> [Dataset items]:
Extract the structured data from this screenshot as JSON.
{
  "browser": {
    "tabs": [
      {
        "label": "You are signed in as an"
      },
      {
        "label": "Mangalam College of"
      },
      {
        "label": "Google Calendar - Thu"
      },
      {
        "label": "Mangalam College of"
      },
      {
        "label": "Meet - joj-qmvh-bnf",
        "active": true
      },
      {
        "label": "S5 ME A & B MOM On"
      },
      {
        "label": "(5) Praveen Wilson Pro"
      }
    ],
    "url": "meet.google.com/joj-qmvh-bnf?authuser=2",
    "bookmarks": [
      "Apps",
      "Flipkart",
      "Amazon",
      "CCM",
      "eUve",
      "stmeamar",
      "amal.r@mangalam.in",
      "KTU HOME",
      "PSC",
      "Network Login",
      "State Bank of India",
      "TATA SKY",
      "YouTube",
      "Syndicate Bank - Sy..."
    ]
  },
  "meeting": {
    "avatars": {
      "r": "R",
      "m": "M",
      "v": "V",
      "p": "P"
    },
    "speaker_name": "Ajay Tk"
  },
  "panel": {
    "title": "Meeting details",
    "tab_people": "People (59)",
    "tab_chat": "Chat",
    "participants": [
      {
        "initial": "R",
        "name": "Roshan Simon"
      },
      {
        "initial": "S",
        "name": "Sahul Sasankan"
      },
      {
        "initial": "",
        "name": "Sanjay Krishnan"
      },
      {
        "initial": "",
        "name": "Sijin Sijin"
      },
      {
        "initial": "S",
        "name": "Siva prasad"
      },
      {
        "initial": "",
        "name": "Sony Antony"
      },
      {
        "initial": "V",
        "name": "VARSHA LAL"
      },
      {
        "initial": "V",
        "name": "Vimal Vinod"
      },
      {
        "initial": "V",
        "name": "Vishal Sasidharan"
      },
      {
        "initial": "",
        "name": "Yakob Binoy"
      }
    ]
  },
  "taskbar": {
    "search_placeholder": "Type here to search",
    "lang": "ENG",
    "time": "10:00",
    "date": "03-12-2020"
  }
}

> [The exercise]:
Collect from the data above every line that includes "label".

> [Exercise solution]:
        "label": "You are signed in as an"
        "label": "Mangalam College of"
        "label": "Google Calendar - Thu"
        "label": "Mangalam College of"
        "label": "Meet - joj-qmvh-bnf",
        "label": "S5 ME A & B MOM On"
        "label": "(5) Praveen Wilson Pro"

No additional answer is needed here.